▸ **Source material**
__________________________________________________
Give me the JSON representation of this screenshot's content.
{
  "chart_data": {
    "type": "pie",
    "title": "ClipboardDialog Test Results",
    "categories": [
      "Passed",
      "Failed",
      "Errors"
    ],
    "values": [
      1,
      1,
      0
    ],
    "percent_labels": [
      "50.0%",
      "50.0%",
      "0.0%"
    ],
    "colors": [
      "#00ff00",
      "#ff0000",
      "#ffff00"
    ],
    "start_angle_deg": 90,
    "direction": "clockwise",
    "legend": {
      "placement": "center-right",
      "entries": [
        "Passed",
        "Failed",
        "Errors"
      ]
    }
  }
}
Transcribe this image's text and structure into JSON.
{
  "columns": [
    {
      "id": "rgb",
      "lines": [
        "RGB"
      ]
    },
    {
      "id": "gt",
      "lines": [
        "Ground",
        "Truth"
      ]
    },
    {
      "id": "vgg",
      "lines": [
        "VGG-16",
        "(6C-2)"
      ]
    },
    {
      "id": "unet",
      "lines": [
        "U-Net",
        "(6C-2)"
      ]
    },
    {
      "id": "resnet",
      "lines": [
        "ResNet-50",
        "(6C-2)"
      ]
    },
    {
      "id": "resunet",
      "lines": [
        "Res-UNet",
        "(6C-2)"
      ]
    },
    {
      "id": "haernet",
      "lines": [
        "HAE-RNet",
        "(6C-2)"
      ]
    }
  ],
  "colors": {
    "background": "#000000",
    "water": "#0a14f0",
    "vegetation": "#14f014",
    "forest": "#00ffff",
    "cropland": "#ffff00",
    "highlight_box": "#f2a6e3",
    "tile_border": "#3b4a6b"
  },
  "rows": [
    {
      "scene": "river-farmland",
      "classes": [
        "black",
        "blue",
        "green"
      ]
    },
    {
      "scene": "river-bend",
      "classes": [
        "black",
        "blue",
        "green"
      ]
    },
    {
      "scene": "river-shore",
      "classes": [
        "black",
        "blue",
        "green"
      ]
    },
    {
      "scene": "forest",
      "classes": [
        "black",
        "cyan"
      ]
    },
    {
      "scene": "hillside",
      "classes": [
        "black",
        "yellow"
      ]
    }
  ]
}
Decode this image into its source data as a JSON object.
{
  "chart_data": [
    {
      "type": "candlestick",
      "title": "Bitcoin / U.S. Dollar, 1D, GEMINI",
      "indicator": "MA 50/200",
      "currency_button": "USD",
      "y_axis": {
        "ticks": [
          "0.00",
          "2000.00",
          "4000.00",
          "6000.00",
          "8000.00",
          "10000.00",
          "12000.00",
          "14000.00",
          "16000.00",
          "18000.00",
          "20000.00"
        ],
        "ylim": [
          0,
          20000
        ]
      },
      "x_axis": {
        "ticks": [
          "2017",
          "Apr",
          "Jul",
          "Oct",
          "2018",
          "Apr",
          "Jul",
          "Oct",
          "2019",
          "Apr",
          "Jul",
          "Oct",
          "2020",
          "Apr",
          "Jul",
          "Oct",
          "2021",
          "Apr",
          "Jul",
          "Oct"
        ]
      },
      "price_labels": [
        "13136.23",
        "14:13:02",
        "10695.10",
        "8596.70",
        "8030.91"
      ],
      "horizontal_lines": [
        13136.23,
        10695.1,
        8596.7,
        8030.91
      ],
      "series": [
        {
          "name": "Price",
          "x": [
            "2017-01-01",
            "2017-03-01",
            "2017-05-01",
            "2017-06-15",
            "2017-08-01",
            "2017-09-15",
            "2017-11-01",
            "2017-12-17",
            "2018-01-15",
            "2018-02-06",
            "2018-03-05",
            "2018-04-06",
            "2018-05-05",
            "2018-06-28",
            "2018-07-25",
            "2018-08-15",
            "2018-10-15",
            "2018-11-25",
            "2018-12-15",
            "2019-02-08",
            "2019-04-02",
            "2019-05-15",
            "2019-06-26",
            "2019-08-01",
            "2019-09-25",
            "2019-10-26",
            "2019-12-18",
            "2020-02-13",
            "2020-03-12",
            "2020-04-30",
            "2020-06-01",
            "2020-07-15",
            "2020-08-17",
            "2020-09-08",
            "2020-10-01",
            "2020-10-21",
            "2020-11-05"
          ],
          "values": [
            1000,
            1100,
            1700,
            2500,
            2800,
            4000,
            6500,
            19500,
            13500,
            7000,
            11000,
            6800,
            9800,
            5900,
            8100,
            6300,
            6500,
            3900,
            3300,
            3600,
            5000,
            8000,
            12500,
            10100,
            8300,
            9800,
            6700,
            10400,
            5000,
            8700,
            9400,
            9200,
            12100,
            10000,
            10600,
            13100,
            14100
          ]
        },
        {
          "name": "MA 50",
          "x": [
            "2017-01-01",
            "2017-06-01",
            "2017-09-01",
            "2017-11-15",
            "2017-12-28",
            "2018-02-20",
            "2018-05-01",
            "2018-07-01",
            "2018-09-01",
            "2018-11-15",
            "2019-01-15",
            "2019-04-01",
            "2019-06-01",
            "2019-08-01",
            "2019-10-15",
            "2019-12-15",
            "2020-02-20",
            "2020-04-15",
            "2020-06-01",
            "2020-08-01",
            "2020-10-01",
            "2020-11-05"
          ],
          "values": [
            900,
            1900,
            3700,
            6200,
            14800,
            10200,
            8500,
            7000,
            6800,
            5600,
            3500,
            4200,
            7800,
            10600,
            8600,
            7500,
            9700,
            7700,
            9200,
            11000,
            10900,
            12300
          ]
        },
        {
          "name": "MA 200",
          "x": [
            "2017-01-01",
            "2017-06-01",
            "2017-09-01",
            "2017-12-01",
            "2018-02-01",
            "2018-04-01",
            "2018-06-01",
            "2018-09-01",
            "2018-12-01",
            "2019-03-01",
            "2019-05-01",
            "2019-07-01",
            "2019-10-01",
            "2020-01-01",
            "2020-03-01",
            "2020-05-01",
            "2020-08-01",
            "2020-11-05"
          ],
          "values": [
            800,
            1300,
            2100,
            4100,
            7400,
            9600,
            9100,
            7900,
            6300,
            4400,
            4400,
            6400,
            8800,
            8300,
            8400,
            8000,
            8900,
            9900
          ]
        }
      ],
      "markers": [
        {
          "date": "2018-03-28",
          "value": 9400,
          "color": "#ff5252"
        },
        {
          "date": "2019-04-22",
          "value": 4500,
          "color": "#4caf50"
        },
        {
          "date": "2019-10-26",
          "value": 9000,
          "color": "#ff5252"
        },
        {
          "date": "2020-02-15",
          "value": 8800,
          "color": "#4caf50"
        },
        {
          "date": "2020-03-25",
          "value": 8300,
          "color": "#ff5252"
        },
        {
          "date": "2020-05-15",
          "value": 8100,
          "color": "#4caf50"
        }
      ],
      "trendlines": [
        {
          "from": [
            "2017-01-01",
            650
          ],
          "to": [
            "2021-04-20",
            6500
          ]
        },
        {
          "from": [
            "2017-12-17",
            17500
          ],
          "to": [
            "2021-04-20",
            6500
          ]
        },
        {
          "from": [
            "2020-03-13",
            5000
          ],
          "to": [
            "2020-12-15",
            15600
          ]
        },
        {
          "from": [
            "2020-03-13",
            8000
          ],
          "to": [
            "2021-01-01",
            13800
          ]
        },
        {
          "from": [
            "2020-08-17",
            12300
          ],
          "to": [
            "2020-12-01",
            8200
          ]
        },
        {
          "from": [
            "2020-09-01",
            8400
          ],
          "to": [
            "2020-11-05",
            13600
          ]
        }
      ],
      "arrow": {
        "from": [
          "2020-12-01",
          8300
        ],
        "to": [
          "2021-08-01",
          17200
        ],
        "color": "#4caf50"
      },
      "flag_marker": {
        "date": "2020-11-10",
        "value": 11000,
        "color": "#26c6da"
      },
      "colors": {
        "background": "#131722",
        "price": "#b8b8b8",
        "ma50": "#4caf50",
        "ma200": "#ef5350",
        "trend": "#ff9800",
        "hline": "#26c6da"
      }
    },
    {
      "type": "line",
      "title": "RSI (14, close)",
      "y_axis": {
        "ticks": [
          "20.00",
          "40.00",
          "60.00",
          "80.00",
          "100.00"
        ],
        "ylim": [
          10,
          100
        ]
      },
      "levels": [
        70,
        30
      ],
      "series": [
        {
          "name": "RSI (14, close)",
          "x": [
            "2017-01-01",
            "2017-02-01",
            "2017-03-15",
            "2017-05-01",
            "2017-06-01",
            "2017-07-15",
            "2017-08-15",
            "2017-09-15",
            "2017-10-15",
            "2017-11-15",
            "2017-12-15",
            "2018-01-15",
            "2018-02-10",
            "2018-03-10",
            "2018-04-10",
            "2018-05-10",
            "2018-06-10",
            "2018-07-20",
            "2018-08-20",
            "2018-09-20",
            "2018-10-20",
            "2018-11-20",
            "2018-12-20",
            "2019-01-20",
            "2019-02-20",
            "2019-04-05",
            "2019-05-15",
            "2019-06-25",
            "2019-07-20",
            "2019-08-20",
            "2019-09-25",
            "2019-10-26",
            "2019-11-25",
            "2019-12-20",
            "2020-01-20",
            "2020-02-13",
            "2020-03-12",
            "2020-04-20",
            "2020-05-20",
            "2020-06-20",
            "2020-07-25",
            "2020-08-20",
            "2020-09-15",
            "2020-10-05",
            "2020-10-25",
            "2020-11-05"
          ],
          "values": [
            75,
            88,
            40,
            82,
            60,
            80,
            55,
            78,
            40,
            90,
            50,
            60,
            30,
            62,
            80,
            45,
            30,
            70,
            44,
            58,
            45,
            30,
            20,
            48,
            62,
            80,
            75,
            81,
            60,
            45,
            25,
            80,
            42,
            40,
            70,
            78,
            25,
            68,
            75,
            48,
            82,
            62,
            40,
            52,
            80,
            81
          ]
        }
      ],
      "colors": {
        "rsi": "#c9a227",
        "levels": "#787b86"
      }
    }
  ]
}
__________________________________________________
▸ **Exercise instructions**
Return every line in the listing that contains the word "name".

▸ **Complete response**
          "name": "Price",
          "name": "MA 50",
          "name": "MA 200",
          "name": "RSI (14, close)",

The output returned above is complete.